Goal of the exercise:
Carry none of the pictures over; set down the material below exactly.

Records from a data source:
==========

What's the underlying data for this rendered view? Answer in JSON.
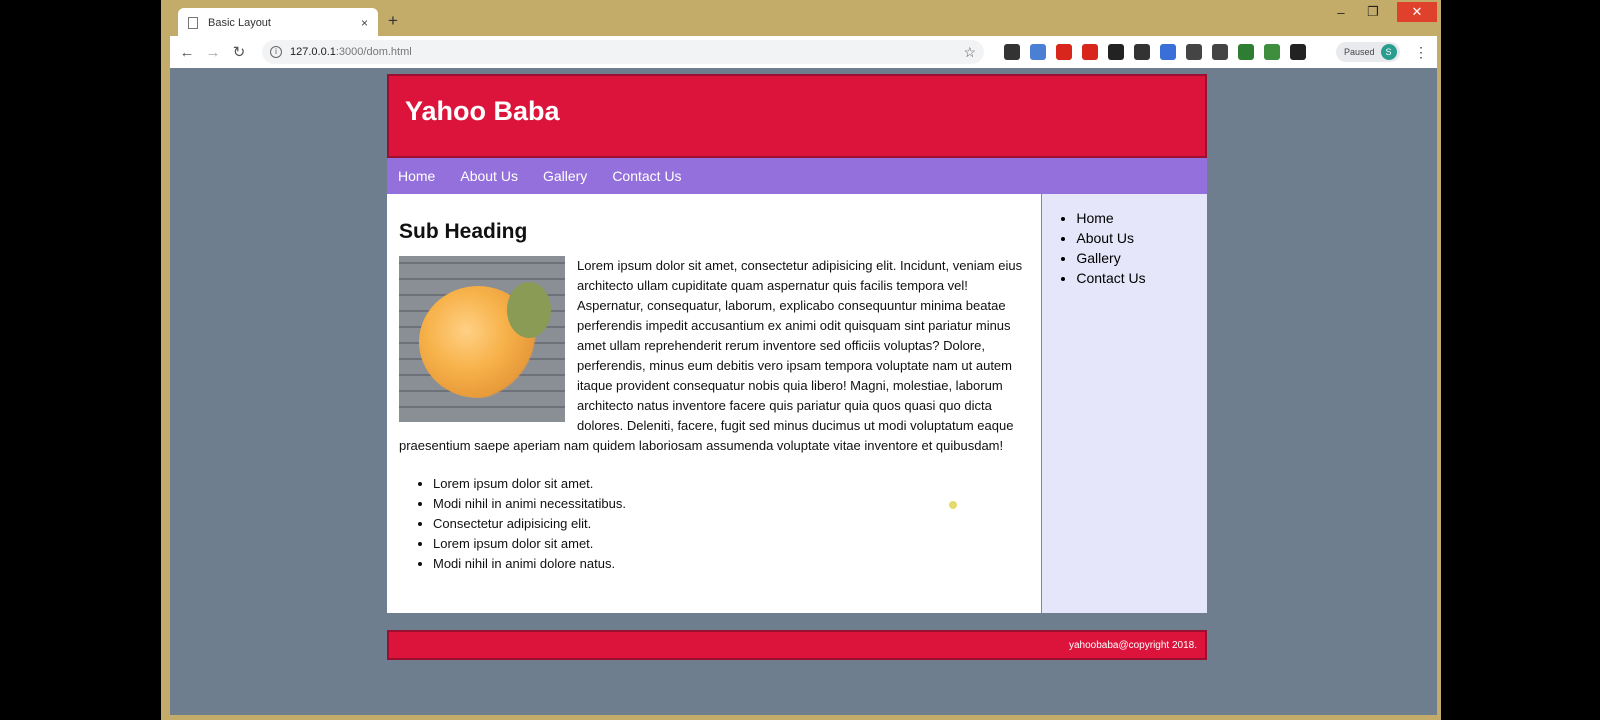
{
  "browser": {
    "tab_title": "Basic Layout",
    "tab_close": "×",
    "new_tab": "+",
    "url_host": "127.0.0.1",
    "url_path": ":3000/dom.html",
    "profile_label": "Paused",
    "profile_initial": "S",
    "window_controls": {
      "minimize": "–",
      "maximize": "❐",
      "close": "✕"
    },
    "nav": {
      "back": "←",
      "forward": "→",
      "reload": "↻",
      "info": "i",
      "star": "☆",
      "menu": "⋮"
    },
    "extension_colors": [
      "#333333",
      "#4a7fd4",
      "#d9261c",
      "#d9261c",
      "#222222",
      "#333333",
      "#3b6fd8",
      "#444444",
      "#444444",
      "#2e7d32",
      "#3e8e3e",
      "#222222"
    ]
  },
  "site": {
    "title": "Yahoo Baba",
    "nav": [
      "Home",
      "About Us",
      "Gallery",
      "Contact Us"
    ],
    "sub_heading": "Sub Heading",
    "paragraph": "Lorem ipsum dolor sit amet, consectetur adipisicing elit. Incidunt, veniam eius architecto ullam cupiditate quam aspernatur quis facilis tempora vel! Aspernatur, consequatur, laborum, explicabo consequuntur minima beatae perferendis impedit accusantium ex animi odit quisquam sint pariatur minus amet ullam reprehenderit rerum inventore sed officiis voluptas? Dolore, perferendis, minus eum debitis vero ipsam tempora voluptate nam ut autem itaque provident consequatur nobis quia libero! Magni, molestiae, laborum architecto natus inventore facere quis pariatur quia quos quasi quo dicta dolores. Deleniti, facere, fugit sed minus ducimus ut modi voluptatum eaque praesentium saepe aperiam nam quidem laboriosam assumenda voluptate vitae inventore et quibusdam!",
    "list": [
      "Lorem ipsum dolor sit amet.",
      "Modi nihil in animi necessitatibus.",
      "Consectetur adipisicing elit.",
      "Lorem ipsum dolor sit amet.",
      "Modi nihil in animi dolore natus."
    ],
    "sidebar": [
      "Home",
      "About Us",
      "Gallery",
      "Contact Us"
    ],
    "footer": "yahoobaba@copyright 2018.",
    "colors": {
      "header": "#dc143c",
      "nav": "#9370db",
      "sidebar": "#e6e6fa",
      "page_bg": "#6f7e8f"
    }
  }
}
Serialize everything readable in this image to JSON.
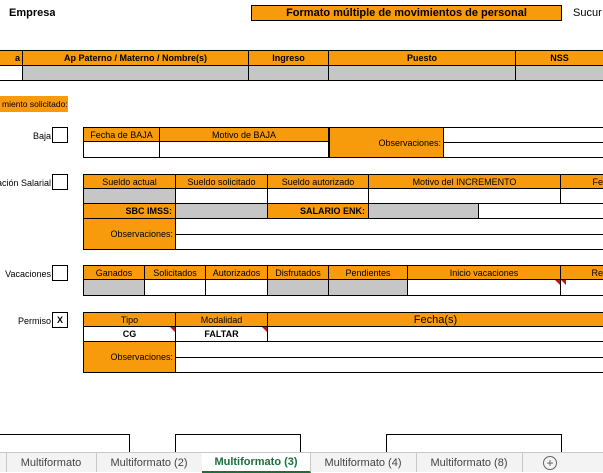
{
  "header": {
    "company": "Empresa",
    "title": "Formato múltiple de movimientos de personal",
    "branch": "Sucur"
  },
  "employee_table": {
    "col_name_partial": "a",
    "col_fullname": "Ap Paterno / Materno / Nombre(s)",
    "col_ingreso": "Ingreso",
    "col_puesto": "Puesto",
    "col_nss": "NSS"
  },
  "movement_label": "miento solicitado:",
  "baja": {
    "label": "Baja",
    "checked": "",
    "col_fecha": "Fecha de BAJA",
    "col_motivo": "Motivo de BAJA",
    "observaciones": "Observaciones:"
  },
  "salarial": {
    "label": "ación Salarial",
    "checked": "",
    "col_actual": "Sueldo actual",
    "col_solicitado": "Sueldo solicitado",
    "col_autorizado": "Sueldo autorizado",
    "col_motivo": "Motivo del INCREMENTO",
    "col_fe": "Fe",
    "sbc_label": "SBC IMSS:",
    "enk_label": "SALARIO ENK:",
    "observaciones": "Observaciones:"
  },
  "vacaciones": {
    "label": "Vacaciones",
    "checked": "",
    "col_ganados": "Ganados",
    "col_solicitados": "Solicitados",
    "col_autorizados": "Autorizados",
    "col_disfrutados": "Disfrutados",
    "col_pendientes": "Pendientes",
    "col_inicio": "Inicio vacaciones",
    "col_re": "Re"
  },
  "permiso": {
    "label": "Permiso",
    "checked": "X",
    "col_tipo": "Tipo",
    "col_modalidad": "Modalidad",
    "col_fechas": "Fecha(s)",
    "tipo_value": "CG",
    "modalidad_value": "FALTAR",
    "observaciones": "Observaciones:"
  },
  "sheet_tabs": [
    {
      "label": "Multiformato"
    },
    {
      "label": "Multiformato (2)"
    },
    {
      "label": "Multiformato (3)"
    },
    {
      "label": "Multiformato (4)"
    },
    {
      "label": "Multiformato (8)"
    }
  ],
  "add_sheet": "+",
  "colors": {
    "orange": "#f79a0c",
    "gray": "#c6c6c6",
    "active_tab": "#1e6e3c"
  }
}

==========

Reply to the exercise:
What's the underlying data for this rendered view? Answer in JSON.
{
  "browser": {
    "tab_title": "Basic Layout",
    "tab_close": "×",
    "new_tab": "+",
    "url_host": "127.0.0.1",
    "url_path": ":3000/dom.html",
    "profile_label": "Paused",
    "profile_initial": "S",
    "window_controls": {
      "minimize": "–",
      "maximize": "❐",
      "close": "✕"
    },
    "nav": {
      "back": "←",
      "forward": "→",
      "reload": "↻",
      "info": "i",
      "star": "☆",
      "menu": "⋮"
    },
    "extension_colors": [
      "#333333",
      "#4a7fd4",
      "#d9261c",
      "#d9261c",
      "#222222",
      "#333333",
      "#3b6fd8",
      "#444444",
      "#444444",
      "#2e7d32",
      "#3e8e3e",
      "#222222"
    ]
  },
  "site": {
    "title": "Yahoo Baba",
    "nav": [
      "Home",
      "About Us",
      "Gallery",
      "Contact Us"
    ],
    "sub_heading": "Sub Heading",
    "paragraph": "Lorem ipsum dolor sit amet, consectetur adipisicing elit. Incidunt, veniam eius architecto ullam cupiditate quam aspernatur quis facilis tempora vel! Aspernatur, consequatur, laborum, explicabo consequuntur minima beatae perferendis impedit accusantium ex animi odit quisquam sint pariatur minus amet ullam reprehenderit rerum inventore sed officiis voluptas? Dolore, perferendis, minus eum debitis vero ipsam tempora voluptate nam ut autem itaque provident consequatur nobis quia libero! Magni, molestiae, laborum architecto natus inventore facere quis pariatur quia quos quasi quo dicta dolores. Deleniti, facere, fugit sed minus ducimus ut modi voluptatum eaque praesentium saepe aperiam nam quidem laboriosam assumenda voluptate vitae inventore et quibusdam!",
    "list": [
      "Lorem ipsum dolor sit amet.",
      "Modi nihil in animi necessitatibus.",
      "Consectetur adipisicing elit.",
      "Lorem ipsum dolor sit amet.",
      "Modi nihil in animi dolore natus."
    ],
    "sidebar": [
      "Home",
      "About Us",
      "Gallery",
      "Contact Us"
    ],
    "footer": "yahoobaba@copyright 2018.",
    "colors": {
      "header": "#dc143c",
      "nav": "#9370db",
      "sidebar": "#e6e6fa",
      "page_bg": "#6f7e8f"
    }
  }
}
Serialize everything readable in this image to JSON.
{
  "header": {
    "company": "Empresa",
    "title": "Formato múltiple de movimientos de personal",
    "branch": "Sucur"
  },
  "employee_table": {
    "col_name_partial": "a",
    "col_fullname": "Ap Paterno / Materno / Nombre(s)",
    "col_ingreso": "Ingreso",
    "col_puesto": "Puesto",
    "col_nss": "NSS"
  },
  "movement_label": "miento solicitado:",
  "baja": {
    "label": "Baja",
    "checked": "",
    "col_fecha": "Fecha de BAJA",
    "col_motivo": "Motivo de BAJA",
    "observaciones": "Observaciones:"
  },
  "salarial": {
    "label": "ación Salarial",
    "checked": "",
    "col_actual": "Sueldo actual",
    "col_solicitado": "Sueldo solicitado",
    "col_autorizado": "Sueldo autorizado",
    "col_motivo": "Motivo del INCREMENTO",
    "col_fe": "Fe",
    "sbc_label": "SBC IMSS:",
    "enk_label": "SALARIO ENK:",
    "observaciones": "Observaciones:"
  },
  "vacaciones": {
    "label": "Vacaciones",
    "checked": "",
    "col_ganados": "Ganados",
    "col_solicitados": "Solicitados",
    "col_autorizados": "Autorizados",
    "col_disfrutados": "Disfrutados",
    "col_pendientes": "Pendientes",
    "col_inicio": "Inicio vacaciones",
    "col_re": "Re"
  },
  "permiso": {
    "label": "Permiso",
    "checked": "X",
    "col_tipo": "Tipo",
    "col_modalidad": "Modalidad",
    "col_fechas": "Fecha(s)",
    "tipo_value": "CG",
    "modalidad_value": "FALTAR",
    "observaciones": "Observaciones:"
  },
  "sheet_tabs": [
    {
      "label": "Multiformato"
    },
    {
      "label": "Multiformato (2)"
    },
    {
      "label": "Multiformato (3)"
    },
    {
      "label": "Multiformato (4)"
    },
    {
      "label": "Multiformato (8)"
    }
  ],
  "add_sheet": "+",
  "colors": {
    "orange": "#f79a0c",
    "gray": "#c6c6c6",
    "active_tab": "#1e6e3c"
  }
}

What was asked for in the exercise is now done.